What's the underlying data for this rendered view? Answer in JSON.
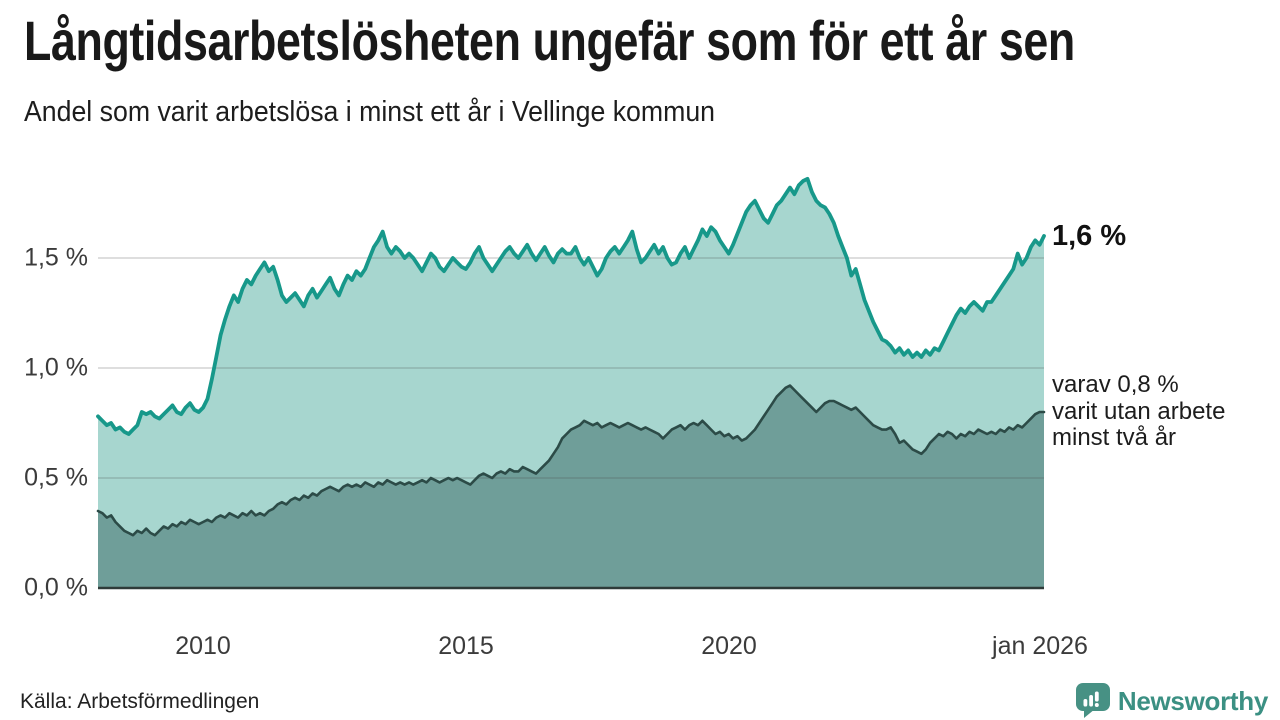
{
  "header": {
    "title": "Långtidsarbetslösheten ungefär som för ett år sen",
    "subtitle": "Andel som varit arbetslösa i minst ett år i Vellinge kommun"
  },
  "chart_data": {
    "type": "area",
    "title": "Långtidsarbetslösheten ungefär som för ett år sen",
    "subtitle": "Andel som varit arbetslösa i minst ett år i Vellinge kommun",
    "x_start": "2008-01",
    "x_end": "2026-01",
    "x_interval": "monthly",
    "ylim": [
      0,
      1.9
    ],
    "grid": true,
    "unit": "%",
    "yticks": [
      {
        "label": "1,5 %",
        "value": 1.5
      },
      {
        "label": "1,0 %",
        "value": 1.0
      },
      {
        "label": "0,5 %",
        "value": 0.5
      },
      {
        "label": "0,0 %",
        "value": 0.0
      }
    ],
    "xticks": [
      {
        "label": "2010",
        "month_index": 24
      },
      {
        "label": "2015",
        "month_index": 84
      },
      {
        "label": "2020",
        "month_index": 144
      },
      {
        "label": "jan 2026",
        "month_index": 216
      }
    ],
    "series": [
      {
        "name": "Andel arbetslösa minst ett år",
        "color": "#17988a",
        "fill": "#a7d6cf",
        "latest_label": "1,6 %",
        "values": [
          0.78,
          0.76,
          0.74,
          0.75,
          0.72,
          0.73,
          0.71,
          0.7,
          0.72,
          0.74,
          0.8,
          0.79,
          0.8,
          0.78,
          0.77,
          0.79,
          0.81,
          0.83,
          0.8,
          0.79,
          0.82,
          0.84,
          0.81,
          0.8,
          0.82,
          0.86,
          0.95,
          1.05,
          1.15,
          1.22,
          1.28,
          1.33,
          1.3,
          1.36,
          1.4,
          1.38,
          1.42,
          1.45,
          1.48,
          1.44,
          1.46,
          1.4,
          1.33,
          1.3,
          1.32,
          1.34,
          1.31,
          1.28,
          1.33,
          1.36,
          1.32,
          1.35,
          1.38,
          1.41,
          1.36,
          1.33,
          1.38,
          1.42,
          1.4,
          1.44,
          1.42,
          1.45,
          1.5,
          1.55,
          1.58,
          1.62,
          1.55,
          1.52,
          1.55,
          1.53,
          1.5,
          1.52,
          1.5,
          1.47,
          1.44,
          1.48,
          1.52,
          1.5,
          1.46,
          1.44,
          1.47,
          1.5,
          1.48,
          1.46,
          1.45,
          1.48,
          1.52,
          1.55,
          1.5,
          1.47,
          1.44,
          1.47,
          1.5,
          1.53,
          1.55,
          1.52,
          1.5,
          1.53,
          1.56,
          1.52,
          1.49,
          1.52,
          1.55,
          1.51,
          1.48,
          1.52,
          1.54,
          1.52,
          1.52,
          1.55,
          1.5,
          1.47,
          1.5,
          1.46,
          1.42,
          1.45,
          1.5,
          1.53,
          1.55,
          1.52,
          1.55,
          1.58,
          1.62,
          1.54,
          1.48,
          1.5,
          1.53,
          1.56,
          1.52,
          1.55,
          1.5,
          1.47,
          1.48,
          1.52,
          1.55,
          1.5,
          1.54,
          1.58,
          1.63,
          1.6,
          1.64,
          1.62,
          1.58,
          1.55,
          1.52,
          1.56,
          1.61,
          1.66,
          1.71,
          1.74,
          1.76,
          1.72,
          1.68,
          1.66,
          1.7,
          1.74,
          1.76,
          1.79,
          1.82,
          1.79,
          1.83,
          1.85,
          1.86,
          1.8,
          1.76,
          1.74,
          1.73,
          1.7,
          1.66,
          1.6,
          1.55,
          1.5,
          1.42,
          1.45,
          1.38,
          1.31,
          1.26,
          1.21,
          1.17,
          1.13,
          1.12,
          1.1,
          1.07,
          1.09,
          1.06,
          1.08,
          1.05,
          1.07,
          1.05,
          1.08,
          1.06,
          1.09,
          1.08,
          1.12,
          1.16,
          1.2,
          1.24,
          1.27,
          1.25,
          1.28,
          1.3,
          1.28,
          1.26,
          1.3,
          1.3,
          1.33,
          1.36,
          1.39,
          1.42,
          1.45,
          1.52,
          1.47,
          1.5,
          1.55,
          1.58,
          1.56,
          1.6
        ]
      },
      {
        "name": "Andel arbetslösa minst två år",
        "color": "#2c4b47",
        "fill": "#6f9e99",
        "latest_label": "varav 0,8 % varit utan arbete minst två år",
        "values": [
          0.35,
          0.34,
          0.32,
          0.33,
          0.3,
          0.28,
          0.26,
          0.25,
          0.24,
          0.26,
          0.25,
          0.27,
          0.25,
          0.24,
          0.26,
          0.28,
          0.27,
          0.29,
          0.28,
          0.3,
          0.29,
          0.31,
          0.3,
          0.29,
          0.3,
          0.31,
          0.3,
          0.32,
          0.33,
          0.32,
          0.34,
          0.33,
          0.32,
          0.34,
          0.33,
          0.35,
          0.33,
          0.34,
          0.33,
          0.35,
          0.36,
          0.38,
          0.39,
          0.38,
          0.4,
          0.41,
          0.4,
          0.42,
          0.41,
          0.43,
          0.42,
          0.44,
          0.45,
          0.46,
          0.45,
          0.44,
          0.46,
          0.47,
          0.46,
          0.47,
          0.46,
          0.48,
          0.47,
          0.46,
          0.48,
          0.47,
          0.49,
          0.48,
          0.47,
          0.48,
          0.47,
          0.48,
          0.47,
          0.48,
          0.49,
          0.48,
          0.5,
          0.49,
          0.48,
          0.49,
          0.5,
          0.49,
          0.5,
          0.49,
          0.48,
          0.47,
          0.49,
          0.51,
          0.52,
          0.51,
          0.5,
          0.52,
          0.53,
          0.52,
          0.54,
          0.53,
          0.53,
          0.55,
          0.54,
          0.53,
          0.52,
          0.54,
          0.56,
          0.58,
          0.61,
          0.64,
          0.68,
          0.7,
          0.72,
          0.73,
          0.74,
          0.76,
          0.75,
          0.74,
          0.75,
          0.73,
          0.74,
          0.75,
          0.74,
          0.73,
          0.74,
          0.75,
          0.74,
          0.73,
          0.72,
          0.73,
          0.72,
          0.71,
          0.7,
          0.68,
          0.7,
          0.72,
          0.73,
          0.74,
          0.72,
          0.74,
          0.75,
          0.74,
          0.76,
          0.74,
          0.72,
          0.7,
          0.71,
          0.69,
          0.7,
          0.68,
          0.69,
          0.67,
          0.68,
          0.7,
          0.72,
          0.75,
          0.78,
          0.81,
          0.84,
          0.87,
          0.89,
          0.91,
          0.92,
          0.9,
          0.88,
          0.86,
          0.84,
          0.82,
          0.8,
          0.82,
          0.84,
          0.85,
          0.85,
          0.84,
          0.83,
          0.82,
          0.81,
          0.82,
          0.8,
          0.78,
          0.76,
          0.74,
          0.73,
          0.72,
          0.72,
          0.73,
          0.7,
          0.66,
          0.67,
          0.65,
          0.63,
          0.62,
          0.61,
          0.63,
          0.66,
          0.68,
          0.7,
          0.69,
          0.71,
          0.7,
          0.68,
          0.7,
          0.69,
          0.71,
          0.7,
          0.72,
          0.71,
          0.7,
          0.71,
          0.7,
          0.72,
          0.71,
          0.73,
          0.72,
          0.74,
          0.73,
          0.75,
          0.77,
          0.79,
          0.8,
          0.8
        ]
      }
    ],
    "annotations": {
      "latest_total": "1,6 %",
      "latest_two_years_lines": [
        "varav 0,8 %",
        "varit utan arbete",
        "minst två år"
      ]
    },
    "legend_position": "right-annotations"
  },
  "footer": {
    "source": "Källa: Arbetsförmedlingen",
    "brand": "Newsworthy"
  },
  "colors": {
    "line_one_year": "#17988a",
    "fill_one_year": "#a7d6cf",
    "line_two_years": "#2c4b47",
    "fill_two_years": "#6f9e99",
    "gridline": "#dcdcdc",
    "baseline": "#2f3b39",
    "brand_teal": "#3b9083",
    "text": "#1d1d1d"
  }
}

────────────────────────────────────────

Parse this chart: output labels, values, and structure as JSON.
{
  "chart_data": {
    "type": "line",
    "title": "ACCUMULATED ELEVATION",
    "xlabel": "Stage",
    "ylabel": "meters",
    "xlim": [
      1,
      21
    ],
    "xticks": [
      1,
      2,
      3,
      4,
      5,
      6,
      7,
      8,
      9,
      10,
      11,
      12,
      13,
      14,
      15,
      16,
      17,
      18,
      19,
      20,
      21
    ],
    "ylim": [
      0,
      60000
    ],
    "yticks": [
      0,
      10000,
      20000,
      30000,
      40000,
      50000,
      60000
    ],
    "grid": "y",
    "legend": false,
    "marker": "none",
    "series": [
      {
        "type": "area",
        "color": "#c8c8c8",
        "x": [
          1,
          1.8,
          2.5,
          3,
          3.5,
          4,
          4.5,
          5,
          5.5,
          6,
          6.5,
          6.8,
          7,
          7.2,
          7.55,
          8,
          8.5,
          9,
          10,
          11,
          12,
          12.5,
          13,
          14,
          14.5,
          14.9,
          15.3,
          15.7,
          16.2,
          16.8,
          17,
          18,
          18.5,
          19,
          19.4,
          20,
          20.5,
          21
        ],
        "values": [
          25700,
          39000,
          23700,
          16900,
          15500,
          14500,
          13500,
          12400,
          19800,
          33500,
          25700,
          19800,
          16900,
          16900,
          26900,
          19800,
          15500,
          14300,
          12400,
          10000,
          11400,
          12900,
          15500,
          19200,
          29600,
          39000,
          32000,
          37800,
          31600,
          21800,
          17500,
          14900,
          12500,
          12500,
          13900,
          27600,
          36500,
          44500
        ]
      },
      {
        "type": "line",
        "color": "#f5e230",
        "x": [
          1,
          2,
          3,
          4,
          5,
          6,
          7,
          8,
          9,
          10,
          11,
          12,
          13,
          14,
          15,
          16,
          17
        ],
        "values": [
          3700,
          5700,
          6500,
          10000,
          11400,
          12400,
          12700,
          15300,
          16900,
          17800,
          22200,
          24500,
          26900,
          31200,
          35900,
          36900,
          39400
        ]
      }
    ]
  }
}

────────────────────────────────────────

■ DIRECTIONS: Your task is to pick out every line with the string "varit" and copy it.

■ RESULT OF THIS EXERCISE:
    "subtitle": "Andel som varit arbetslösa i minst ett år i Vellinge kommun"
    "subtitle": "Andel som varit arbetslösa i minst ett år i Vellinge kommun",
        "latest_label": "varav 0,8 % varit utan arbete minst två år",
        "varit utan arbete",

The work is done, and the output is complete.